==== PAGE TEXT ====

Dixon Line Music 2019
Mainstay of Montreal’s blues scene unravels ancestral yarn to spin, with a lot of panache, a series of arresting stories
A veteran of Canadian rock, Dwane Dixon may not have many platters under his belt, yet it’s quality that matters , not quantity, and what the singing guitarist delivers is a top-notch matter – especially here. “Betting On A Gambling Man” is a brilliant slab – or, rather, a collection of gemstones which gather no moss – of rhythm-and-blues, although the stylistic notions mean nothing in this case.
While digging into family affairs is a pretty common subject for Dwane’s chosen genre, by delving into his father’s life on the album’s titular cut Dixon not only strikes a personal chord – and handles all the instruments – but also dusts off a flurry of licks that will affect many a listener, for his twang and voice are vigorous enough to cause a stir on the dancefloor with this inflammable slice of music. Just as incendiary, if much heavier in its unhurried strut, “A World Of Hurt” should offer an infectious riff, electric filigree and acoustic lace to dull the artist’s romantic suffering, yet “Swallow That Pill” will turn the pain into swagger and take the rumble a notch up for the piece’s chorus to provoke a singalong.

==== EXERCISE DATA ====

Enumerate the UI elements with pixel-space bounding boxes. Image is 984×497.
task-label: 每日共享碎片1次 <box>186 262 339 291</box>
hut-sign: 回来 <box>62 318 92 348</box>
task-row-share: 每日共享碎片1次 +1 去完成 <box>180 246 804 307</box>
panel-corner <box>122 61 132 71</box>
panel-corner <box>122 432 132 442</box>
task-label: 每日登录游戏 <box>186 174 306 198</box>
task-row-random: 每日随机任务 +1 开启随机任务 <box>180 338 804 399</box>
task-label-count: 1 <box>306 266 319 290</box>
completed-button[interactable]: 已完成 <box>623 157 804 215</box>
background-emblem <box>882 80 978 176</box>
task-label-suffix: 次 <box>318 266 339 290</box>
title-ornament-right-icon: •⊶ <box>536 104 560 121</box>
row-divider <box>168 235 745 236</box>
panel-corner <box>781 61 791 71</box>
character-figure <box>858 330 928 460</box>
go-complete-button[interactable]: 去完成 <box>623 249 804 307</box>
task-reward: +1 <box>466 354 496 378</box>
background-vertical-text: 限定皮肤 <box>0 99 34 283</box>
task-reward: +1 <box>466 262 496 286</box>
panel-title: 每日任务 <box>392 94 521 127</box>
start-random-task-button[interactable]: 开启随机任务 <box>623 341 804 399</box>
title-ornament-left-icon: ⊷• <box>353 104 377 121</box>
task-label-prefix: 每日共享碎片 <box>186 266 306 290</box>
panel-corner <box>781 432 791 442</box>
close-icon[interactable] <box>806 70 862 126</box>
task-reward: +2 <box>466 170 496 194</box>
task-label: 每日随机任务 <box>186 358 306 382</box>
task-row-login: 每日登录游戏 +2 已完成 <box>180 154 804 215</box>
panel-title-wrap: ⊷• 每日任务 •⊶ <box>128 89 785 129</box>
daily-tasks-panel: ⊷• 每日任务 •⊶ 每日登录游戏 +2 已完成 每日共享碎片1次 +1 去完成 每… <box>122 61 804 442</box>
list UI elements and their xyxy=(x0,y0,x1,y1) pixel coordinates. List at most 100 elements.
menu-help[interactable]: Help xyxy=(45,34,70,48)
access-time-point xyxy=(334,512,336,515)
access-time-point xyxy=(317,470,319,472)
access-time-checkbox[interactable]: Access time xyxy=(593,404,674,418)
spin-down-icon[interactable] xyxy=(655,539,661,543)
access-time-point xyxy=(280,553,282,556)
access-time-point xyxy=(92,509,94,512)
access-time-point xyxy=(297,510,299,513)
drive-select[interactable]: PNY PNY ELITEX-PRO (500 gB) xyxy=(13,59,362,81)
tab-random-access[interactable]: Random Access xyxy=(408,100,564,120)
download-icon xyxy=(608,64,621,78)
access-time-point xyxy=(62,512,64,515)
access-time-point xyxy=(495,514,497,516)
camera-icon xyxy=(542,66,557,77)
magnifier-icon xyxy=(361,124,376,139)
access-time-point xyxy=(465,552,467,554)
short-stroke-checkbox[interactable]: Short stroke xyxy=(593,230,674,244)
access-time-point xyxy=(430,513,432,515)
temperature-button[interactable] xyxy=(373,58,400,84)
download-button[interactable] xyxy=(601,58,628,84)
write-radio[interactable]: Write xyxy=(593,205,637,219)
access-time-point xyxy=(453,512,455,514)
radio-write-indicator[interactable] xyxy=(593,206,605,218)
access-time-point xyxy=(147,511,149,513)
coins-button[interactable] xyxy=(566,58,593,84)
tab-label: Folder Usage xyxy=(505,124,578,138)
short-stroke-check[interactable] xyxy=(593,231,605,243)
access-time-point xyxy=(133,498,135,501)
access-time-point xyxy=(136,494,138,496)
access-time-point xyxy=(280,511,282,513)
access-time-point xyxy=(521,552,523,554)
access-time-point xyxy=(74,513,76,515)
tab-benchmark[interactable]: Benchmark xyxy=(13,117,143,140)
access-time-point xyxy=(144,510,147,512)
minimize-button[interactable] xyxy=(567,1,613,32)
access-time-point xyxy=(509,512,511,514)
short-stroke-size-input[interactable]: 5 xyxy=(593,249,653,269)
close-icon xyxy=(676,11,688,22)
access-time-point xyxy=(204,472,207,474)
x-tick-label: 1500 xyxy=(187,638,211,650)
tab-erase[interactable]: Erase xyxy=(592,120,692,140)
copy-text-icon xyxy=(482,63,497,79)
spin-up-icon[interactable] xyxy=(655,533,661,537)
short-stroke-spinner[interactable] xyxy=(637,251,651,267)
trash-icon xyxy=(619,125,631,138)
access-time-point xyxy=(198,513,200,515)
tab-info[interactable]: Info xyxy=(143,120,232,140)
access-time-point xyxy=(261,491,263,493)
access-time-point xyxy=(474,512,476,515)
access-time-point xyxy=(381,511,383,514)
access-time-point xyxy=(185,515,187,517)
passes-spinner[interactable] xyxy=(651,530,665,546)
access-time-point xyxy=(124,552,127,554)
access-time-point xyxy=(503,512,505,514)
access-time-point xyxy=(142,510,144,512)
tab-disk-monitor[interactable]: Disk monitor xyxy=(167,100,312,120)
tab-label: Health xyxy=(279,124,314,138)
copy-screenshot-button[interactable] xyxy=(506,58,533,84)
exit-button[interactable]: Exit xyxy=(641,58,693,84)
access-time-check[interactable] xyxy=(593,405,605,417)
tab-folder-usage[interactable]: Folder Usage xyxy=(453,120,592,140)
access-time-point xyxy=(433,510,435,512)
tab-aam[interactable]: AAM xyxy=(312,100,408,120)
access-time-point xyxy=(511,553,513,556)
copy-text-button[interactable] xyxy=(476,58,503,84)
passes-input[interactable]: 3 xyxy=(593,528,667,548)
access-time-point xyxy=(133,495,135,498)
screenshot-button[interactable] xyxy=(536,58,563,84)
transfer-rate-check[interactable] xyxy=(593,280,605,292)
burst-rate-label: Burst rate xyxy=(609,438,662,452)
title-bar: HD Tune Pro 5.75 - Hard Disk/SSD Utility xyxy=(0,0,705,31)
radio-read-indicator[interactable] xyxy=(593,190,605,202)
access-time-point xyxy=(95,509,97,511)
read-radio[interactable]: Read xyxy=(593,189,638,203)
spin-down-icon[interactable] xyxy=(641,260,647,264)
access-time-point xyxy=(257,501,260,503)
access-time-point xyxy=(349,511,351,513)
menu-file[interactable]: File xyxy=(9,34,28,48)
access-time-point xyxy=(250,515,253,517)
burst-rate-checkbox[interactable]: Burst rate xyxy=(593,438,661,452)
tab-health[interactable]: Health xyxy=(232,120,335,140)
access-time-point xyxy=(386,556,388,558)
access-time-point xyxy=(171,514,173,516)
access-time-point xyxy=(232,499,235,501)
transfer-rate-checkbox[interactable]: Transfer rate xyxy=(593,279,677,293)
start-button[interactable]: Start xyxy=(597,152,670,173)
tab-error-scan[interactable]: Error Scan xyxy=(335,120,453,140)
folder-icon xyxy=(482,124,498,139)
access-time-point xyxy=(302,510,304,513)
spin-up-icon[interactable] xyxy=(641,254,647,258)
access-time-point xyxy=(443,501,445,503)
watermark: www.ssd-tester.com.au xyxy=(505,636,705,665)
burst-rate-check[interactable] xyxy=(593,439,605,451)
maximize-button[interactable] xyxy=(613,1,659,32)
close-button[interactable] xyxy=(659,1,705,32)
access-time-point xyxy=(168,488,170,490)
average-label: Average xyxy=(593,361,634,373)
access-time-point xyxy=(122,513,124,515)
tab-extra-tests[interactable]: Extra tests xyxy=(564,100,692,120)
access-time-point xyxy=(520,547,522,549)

====

[PROBLEM A] According to the album review, which song will turn the pain into swagger?
[PROBLEM B] Reproduce the album review from "While digging into" up to and including "provoke a singalong.".
[PROBLEM C] Proceed with the album review from the point where it stops.

[OUTPUT A] "Swallow That Pill"

[OUTPUT B]
While digging into family affairs is a pretty common subject for Dwane’s chosen genre, by delving into his father’s life on the album’s titular cut Dixon not only strikes a personal chord – and handles all the instruments – but also dusts off a flurry of licks that will affect many a listener, for his twang and voice are vigorous enough to cause a stir on the dancefloor with this inflammable slice of music. Just as incendiary, if much heavier in its unhurried strut, “A World Of Hurt” should offer an infectious riff, electric filigree and acoustic lace to dull the artist’s romantic suffering, yet “Swallow That Pill” will turn the pain into swagger and take the rumble a notch up for the piece’s chorus to provoke a singalong.

[OUTPUT C]
On the other end of emotional spectrum lies the album’s effects-stricken finale “The Awakening”: the record’s only wordless piece that picks up where “Telstar” left off and allows Dwane to flesh out an Eastern tune with muscular, and spaced-out, groove, shifting melodies and shuffling when he’s about to get down to Earth and let “Wanna Be Your Man” chug forward. But though the slider-caressed “Ain’t No Big Thing” pitches a different, pulsing sort of insistence to what Dixon does here – raving, revving, and rolling off the frets – the transparent “I Buried Your Bones” proposes a playful, country-informed stroll to the railroad track, before the moonlight serenade of “Small Town Talking Blues” could pull the plug on any urgency there’s been earlier were it not for the adventurously hilarious lyrics. So once a smile-inducing swirl of “Whiskey You Don’t Lie” has swung across the rockabilly landscape, there’s no going back to gambling – the game is on anyway.